(Data records)
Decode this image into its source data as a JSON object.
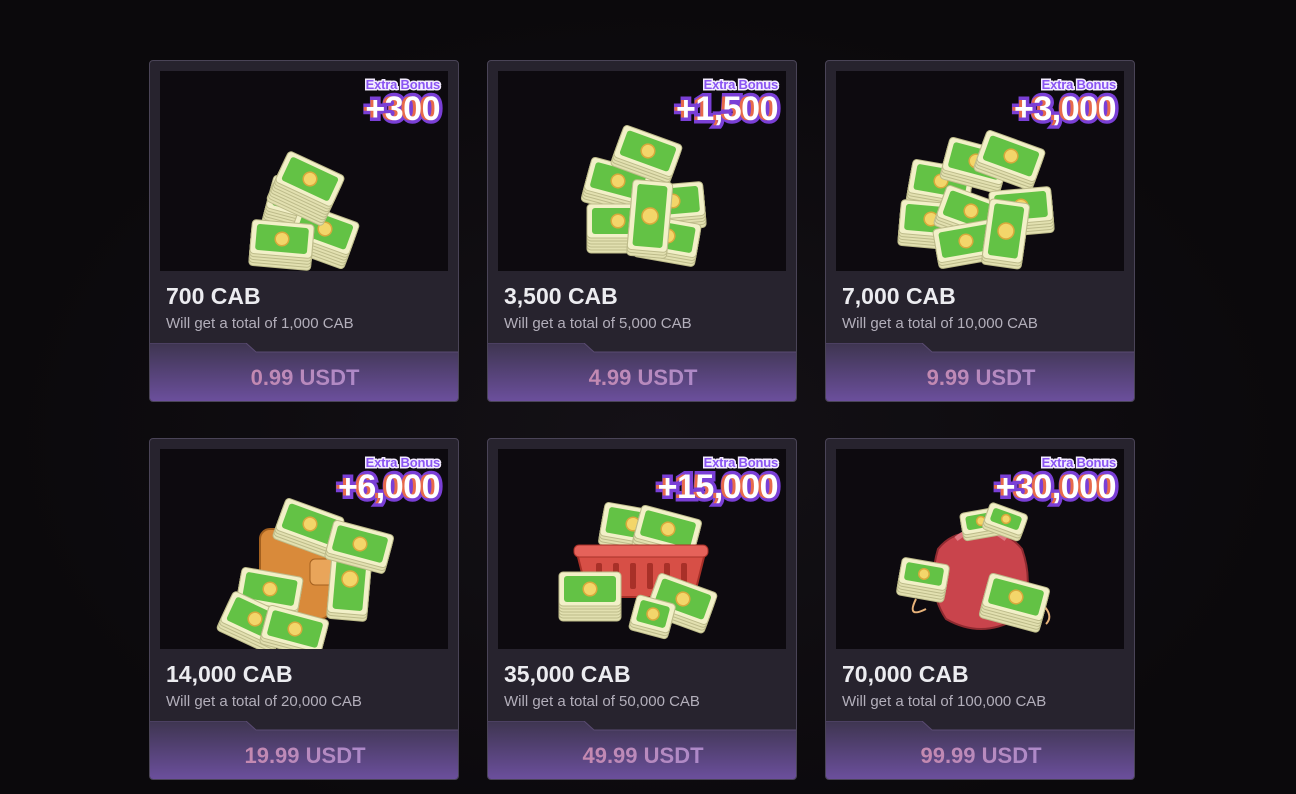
{
  "bonus_label": "Extra Bonus",
  "colors": {
    "card_bg": "#27232e",
    "card_border": "#4a4457",
    "bonus_stroke": "#7a3fd6",
    "price_bar_top": "#3e3550",
    "price_bar_bottom": "#6b4f9c",
    "price_text": "#c7889c"
  },
  "packages": [
    {
      "bonus": "+300",
      "title": "700 CAB",
      "subtitle": "Will get a total of 1,000 CAB",
      "price": "0.99 USDT",
      "art": "small-cash-stack-icon"
    },
    {
      "bonus": "+1,500",
      "title": "3,500 CAB",
      "subtitle": "Will get a total of 5,000 CAB",
      "price": "4.99 USDT",
      "art": "medium-cash-pile-icon"
    },
    {
      "bonus": "+3,000",
      "title": "7,000 CAB",
      "subtitle": "Will get a total of 10,000 CAB",
      "price": "9.99 USDT",
      "art": "large-cash-pile-icon"
    },
    {
      "bonus": "+6,000",
      "title": "14,000 CAB",
      "subtitle": "Will get a total of 20,000 CAB",
      "price": "19.99 USDT",
      "art": "wallet-with-cash-icon"
    },
    {
      "bonus": "+15,000",
      "title": "35,000 CAB",
      "subtitle": "Will get a total of 50,000 CAB",
      "price": "49.99 USDT",
      "art": "basket-with-cash-icon"
    },
    {
      "bonus": "+30,000",
      "title": "70,000 CAB",
      "subtitle": "Will get a total of 100,000 CAB",
      "price": "99.99 USDT",
      "art": "money-bag-with-cash-icon"
    }
  ]
}
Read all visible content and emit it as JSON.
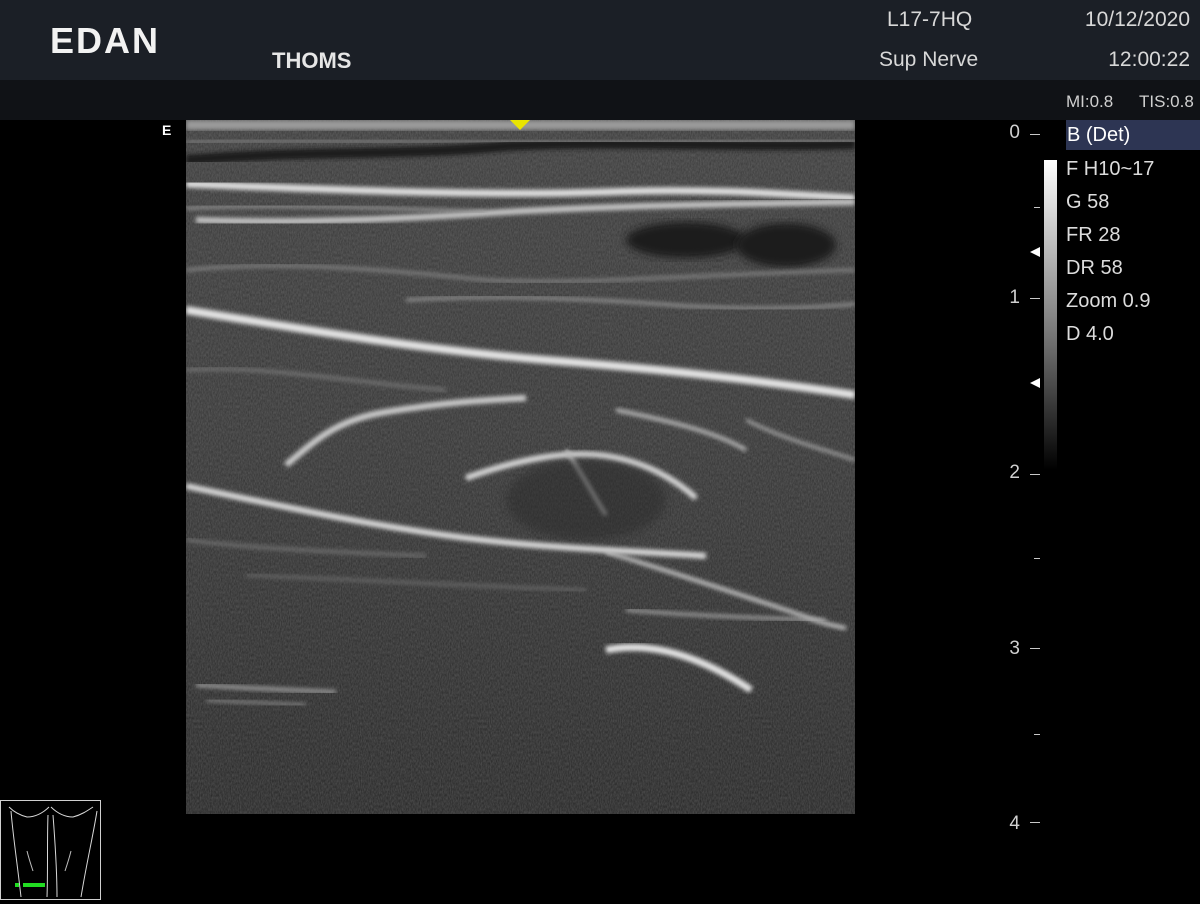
{
  "header": {
    "logo": "EDAN",
    "hospital": "THOMS",
    "probe": "L17-7HQ",
    "preset": "Sup Nerve",
    "date": "10/12/2020",
    "time": "12:00:22"
  },
  "acoustic": {
    "mi": "MI:0.8",
    "tis": "TIS:0.8"
  },
  "image": {
    "orientation_mark": "E"
  },
  "depth_scale": {
    "labels": [
      "0",
      "1",
      "2",
      "3",
      "4"
    ]
  },
  "params": {
    "mode": "B (Det)",
    "items": [
      "F H10~17",
      "G 58",
      "FR 28",
      "DR 58",
      "Zoom 0.9",
      "D 4.0"
    ]
  },
  "colors": {
    "header_bg": "#1b1f26",
    "mode_highlight": "#2d3553",
    "focus_marker": "#e9e400",
    "probe_marker": "#22dd22"
  },
  "icons": [
    "focus-position-icon",
    "body-mark-icon",
    "probe-position-icon",
    "focus-marker-icon"
  ]
}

# [Stated task]
Where a line above holds the string "cash", show that line.

# [The output]
      "art": "small-cash-stack-icon"
      "art": "medium-cash-pile-icon"
      "art": "large-cash-pile-icon"
      "art": "wallet-with-cash-icon"
      "art": "basket-with-cash-icon"
      "art": "money-bag-with-cash-icon"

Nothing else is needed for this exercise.